* PROBLEM TO SOLVE
Copy the data precisely, character for character, and leave out every picture.

* Stored data entries
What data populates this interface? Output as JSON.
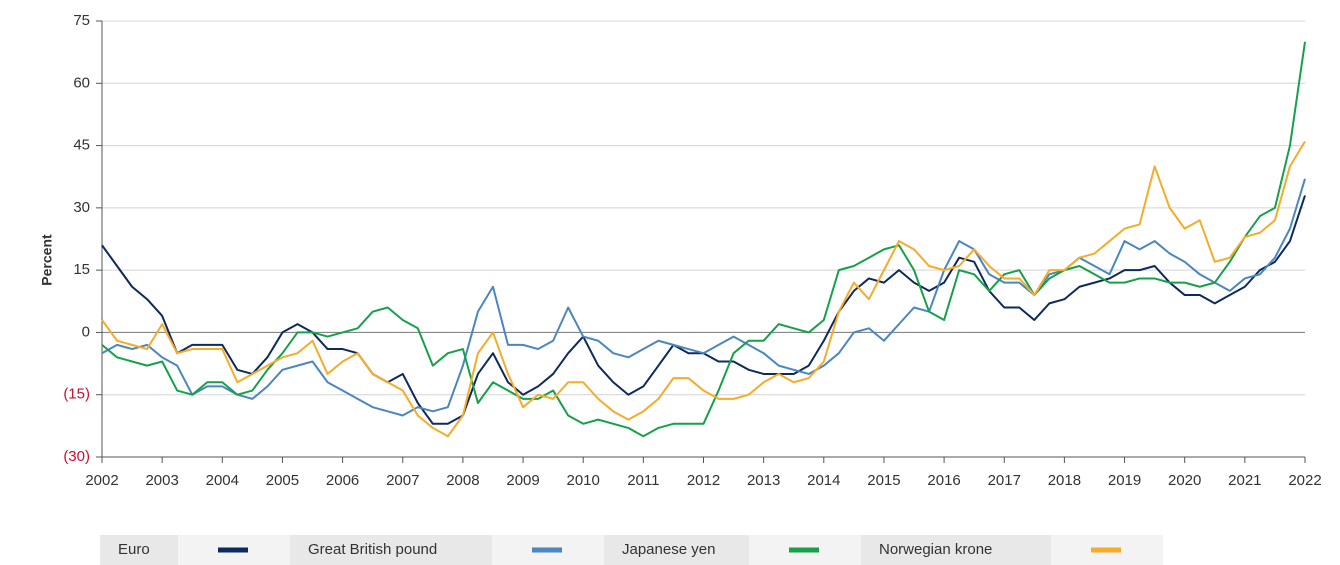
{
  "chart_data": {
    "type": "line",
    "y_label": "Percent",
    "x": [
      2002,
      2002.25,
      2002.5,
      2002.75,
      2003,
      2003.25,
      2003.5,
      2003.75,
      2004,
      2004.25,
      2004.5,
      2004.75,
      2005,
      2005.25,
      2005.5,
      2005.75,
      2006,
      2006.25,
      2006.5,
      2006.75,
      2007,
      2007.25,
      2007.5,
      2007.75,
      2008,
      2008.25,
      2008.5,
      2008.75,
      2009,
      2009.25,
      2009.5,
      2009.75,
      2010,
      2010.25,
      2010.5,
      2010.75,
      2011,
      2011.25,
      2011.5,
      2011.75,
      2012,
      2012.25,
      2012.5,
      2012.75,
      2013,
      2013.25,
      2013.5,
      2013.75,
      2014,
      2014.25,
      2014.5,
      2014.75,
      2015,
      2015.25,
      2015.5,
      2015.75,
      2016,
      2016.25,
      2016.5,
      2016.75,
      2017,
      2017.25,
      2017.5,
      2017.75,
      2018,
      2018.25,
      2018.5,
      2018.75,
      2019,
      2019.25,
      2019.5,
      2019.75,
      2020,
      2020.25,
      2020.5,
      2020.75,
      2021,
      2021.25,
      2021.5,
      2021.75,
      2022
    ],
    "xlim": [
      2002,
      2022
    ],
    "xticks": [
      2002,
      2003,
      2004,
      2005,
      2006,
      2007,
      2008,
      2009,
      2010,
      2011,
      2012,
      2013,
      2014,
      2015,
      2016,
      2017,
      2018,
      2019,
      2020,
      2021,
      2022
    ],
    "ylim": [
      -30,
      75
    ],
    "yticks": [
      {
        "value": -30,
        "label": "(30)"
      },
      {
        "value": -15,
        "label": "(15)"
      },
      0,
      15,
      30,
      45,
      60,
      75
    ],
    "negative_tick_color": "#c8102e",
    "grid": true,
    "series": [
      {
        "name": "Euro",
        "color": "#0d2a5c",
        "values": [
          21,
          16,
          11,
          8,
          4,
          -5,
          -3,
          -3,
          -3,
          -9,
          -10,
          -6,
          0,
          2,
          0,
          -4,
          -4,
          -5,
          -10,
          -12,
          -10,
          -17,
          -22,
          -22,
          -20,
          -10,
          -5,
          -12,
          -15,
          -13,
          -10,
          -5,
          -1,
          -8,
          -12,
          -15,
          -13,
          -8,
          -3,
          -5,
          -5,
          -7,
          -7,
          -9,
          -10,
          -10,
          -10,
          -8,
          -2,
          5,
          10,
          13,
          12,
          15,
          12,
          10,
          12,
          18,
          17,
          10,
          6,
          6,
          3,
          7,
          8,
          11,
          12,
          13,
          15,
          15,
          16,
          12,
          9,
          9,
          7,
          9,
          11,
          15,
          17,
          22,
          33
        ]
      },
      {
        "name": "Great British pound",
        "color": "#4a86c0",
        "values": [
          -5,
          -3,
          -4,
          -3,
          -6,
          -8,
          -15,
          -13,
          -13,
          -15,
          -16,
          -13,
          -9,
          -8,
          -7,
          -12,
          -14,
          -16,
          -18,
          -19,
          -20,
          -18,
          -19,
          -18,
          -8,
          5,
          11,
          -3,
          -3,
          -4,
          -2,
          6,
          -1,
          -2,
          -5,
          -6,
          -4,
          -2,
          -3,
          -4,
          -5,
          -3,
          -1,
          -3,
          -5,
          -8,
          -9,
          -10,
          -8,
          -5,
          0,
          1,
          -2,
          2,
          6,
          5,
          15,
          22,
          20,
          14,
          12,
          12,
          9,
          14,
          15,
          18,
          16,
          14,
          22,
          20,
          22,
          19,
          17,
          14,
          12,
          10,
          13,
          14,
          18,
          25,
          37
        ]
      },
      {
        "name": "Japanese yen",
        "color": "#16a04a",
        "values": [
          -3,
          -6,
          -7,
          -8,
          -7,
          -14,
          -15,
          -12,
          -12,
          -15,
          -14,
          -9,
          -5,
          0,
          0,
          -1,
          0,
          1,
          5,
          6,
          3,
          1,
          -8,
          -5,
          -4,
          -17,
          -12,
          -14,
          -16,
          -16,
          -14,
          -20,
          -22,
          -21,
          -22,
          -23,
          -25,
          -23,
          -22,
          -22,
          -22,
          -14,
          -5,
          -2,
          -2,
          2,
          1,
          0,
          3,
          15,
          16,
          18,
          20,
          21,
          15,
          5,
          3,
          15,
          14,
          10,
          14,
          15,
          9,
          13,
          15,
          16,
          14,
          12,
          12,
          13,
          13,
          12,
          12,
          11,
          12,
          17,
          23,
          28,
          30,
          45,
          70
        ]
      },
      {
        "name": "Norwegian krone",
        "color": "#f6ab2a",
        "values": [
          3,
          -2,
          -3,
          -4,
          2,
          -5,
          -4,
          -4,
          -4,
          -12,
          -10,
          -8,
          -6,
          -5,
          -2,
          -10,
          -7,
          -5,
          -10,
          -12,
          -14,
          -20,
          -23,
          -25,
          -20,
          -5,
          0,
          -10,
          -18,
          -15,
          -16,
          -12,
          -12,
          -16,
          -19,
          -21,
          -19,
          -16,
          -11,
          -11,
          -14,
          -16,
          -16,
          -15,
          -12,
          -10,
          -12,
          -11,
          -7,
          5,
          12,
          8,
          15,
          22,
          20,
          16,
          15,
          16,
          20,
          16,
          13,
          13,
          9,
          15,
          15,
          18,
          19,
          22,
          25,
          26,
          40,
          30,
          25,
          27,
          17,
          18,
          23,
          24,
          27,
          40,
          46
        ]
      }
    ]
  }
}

* FULL ANSWER
What data populates this interface? Output as JSON.
{
  "chart_data": {
    "type": "line",
    "y_label": "Percent",
    "x": [
      2002,
      2002.25,
      2002.5,
      2002.75,
      2003,
      2003.25,
      2003.5,
      2003.75,
      2004,
      2004.25,
      2004.5,
      2004.75,
      2005,
      2005.25,
      2005.5,
      2005.75,
      2006,
      2006.25,
      2006.5,
      2006.75,
      2007,
      2007.25,
      2007.5,
      2007.75,
      2008,
      2008.25,
      2008.5,
      2008.75,
      2009,
      2009.25,
      2009.5,
      2009.75,
      2010,
      2010.25,
      2010.5,
      2010.75,
      2011,
      2011.25,
      2011.5,
      2011.75,
      2012,
      2012.25,
      2012.5,
      2012.75,
      2013,
      2013.25,
      2013.5,
      2013.75,
      2014,
      2014.25,
      2014.5,
      2014.75,
      2015,
      2015.25,
      2015.5,
      2015.75,
      2016,
      2016.25,
      2016.5,
      2016.75,
      2017,
      2017.25,
      2017.5,
      2017.75,
      2018,
      2018.25,
      2018.5,
      2018.75,
      2019,
      2019.25,
      2019.5,
      2019.75,
      2020,
      2020.25,
      2020.5,
      2020.75,
      2021,
      2021.25,
      2021.5,
      2021.75,
      2022
    ],
    "xlim": [
      2002,
      2022
    ],
    "xticks": [
      2002,
      2003,
      2004,
      2005,
      2006,
      2007,
      2008,
      2009,
      2010,
      2011,
      2012,
      2013,
      2014,
      2015,
      2016,
      2017,
      2018,
      2019,
      2020,
      2021,
      2022
    ],
    "ylim": [
      -30,
      75
    ],
    "yticks": [
      {
        "value": -30,
        "label": "(30)"
      },
      {
        "value": -15,
        "label": "(15)"
      },
      0,
      15,
      30,
      45,
      60,
      75
    ],
    "negative_tick_color": "#c8102e",
    "grid": true,
    "series": [
      {
        "name": "Euro",
        "color": "#0d2a5c",
        "values": [
          21,
          16,
          11,
          8,
          4,
          -5,
          -3,
          -3,
          -3,
          -9,
          -10,
          -6,
          0,
          2,
          0,
          -4,
          -4,
          -5,
          -10,
          -12,
          -10,
          -17,
          -22,
          -22,
          -20,
          -10,
          -5,
          -12,
          -15,
          -13,
          -10,
          -5,
          -1,
          -8,
          -12,
          -15,
          -13,
          -8,
          -3,
          -5,
          -5,
          -7,
          -7,
          -9,
          -10,
          -10,
          -10,
          -8,
          -2,
          5,
          10,
          13,
          12,
          15,
          12,
          10,
          12,
          18,
          17,
          10,
          6,
          6,
          3,
          7,
          8,
          11,
          12,
          13,
          15,
          15,
          16,
          12,
          9,
          9,
          7,
          9,
          11,
          15,
          17,
          22,
          33
        ]
      },
      {
        "name": "Great British pound",
        "color": "#4a86c0",
        "values": [
          -5,
          -3,
          -4,
          -3,
          -6,
          -8,
          -15,
          -13,
          -13,
          -15,
          -16,
          -13,
          -9,
          -8,
          -7,
          -12,
          -14,
          -16,
          -18,
          -19,
          -20,
          -18,
          -19,
          -18,
          -8,
          5,
          11,
          -3,
          -3,
          -4,
          -2,
          6,
          -1,
          -2,
          -5,
          -6,
          -4,
          -2,
          -3,
          -4,
          -5,
          -3,
          -1,
          -3,
          -5,
          -8,
          -9,
          -10,
          -8,
          -5,
          0,
          1,
          -2,
          2,
          6,
          5,
          15,
          22,
          20,
          14,
          12,
          12,
          9,
          14,
          15,
          18,
          16,
          14,
          22,
          20,
          22,
          19,
          17,
          14,
          12,
          10,
          13,
          14,
          18,
          25,
          37
        ]
      },
      {
        "name": "Japanese yen",
        "color": "#16a04a",
        "values": [
          -3,
          -6,
          -7,
          -8,
          -7,
          -14,
          -15,
          -12,
          -12,
          -15,
          -14,
          -9,
          -5,
          0,
          0,
          -1,
          0,
          1,
          5,
          6,
          3,
          1,
          -8,
          -5,
          -4,
          -17,
          -12,
          -14,
          -16,
          -16,
          -14,
          -20,
          -22,
          -21,
          -22,
          -23,
          -25,
          -23,
          -22,
          -22,
          -22,
          -14,
          -5,
          -2,
          -2,
          2,
          1,
          0,
          3,
          15,
          16,
          18,
          20,
          21,
          15,
          5,
          3,
          15,
          14,
          10,
          14,
          15,
          9,
          13,
          15,
          16,
          14,
          12,
          12,
          13,
          13,
          12,
          12,
          11,
          12,
          17,
          23,
          28,
          30,
          45,
          70
        ]
      },
      {
        "name": "Norwegian krone",
        "color": "#f6ab2a",
        "values": [
          3,
          -2,
          -3,
          -4,
          2,
          -5,
          -4,
          -4,
          -4,
          -12,
          -10,
          -8,
          -6,
          -5,
          -2,
          -10,
          -7,
          -5,
          -10,
          -12,
          -14,
          -20,
          -23,
          -25,
          -20,
          -5,
          0,
          -10,
          -18,
          -15,
          -16,
          -12,
          -12,
          -16,
          -19,
          -21,
          -19,
          -16,
          -11,
          -11,
          -14,
          -16,
          -16,
          -15,
          -12,
          -10,
          -12,
          -11,
          -7,
          5,
          12,
          8,
          15,
          22,
          20,
          16,
          15,
          16,
          20,
          16,
          13,
          13,
          9,
          15,
          15,
          18,
          19,
          22,
          25,
          26,
          40,
          30,
          25,
          27,
          17,
          18,
          23,
          24,
          27,
          40,
          46
        ]
      }
    ]
  }
}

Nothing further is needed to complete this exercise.